• [GIVEN TASK]:
Where a line contains the string "content", copy that line.

Stored records:
☆ ☆ ☆ ☆

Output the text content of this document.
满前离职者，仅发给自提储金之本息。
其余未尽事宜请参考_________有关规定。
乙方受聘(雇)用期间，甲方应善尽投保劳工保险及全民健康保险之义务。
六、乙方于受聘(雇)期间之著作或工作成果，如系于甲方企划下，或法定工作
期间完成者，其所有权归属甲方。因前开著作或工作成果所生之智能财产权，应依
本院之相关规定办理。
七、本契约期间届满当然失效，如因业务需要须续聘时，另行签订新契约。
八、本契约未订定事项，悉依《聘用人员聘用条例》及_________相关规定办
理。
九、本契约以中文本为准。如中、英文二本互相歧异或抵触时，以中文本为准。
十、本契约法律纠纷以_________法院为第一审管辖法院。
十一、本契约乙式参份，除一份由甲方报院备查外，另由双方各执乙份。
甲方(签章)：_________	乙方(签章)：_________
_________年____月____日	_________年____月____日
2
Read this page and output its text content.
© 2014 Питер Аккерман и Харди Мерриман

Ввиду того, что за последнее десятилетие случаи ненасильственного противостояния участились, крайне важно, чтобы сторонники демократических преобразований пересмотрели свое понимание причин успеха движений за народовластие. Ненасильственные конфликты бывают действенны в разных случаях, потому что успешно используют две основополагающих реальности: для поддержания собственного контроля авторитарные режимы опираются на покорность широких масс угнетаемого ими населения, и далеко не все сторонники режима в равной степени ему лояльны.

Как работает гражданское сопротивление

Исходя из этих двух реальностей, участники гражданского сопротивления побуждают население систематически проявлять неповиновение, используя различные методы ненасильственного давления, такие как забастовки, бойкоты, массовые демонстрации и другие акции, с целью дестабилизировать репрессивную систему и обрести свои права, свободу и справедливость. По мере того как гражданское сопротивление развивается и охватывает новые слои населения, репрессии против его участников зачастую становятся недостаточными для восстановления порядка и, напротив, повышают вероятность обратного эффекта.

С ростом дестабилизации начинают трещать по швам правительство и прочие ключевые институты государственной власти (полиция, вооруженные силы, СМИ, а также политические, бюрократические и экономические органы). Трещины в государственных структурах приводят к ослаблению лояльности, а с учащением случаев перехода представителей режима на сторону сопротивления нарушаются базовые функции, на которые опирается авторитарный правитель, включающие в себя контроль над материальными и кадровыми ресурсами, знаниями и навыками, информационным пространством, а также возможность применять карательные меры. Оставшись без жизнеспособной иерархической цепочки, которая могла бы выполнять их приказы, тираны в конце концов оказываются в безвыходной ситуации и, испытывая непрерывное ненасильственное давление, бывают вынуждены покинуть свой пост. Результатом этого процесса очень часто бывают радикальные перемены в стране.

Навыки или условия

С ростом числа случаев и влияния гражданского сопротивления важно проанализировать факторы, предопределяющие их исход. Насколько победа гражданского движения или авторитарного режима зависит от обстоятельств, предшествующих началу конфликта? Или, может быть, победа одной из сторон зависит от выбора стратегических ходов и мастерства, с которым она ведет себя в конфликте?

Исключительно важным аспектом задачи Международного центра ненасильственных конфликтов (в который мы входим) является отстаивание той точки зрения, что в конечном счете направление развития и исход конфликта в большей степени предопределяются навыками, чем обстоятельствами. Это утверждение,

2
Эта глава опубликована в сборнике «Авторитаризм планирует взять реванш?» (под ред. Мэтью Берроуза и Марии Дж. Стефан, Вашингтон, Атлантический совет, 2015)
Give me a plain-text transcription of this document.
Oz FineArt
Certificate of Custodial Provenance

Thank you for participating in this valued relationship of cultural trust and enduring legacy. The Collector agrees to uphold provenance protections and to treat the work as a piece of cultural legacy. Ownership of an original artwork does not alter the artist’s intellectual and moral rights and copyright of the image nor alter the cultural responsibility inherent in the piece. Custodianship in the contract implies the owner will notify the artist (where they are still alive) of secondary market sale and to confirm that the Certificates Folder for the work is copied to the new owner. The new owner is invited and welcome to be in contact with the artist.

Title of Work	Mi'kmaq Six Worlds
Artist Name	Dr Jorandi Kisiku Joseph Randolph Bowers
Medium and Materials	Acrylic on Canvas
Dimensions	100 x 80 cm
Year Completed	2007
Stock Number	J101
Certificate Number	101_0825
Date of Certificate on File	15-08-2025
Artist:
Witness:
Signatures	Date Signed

☆ ☆ ☆ ☆

• [FULL SOLUTION]:
Output the text content of this document.
Read this page and output its text content.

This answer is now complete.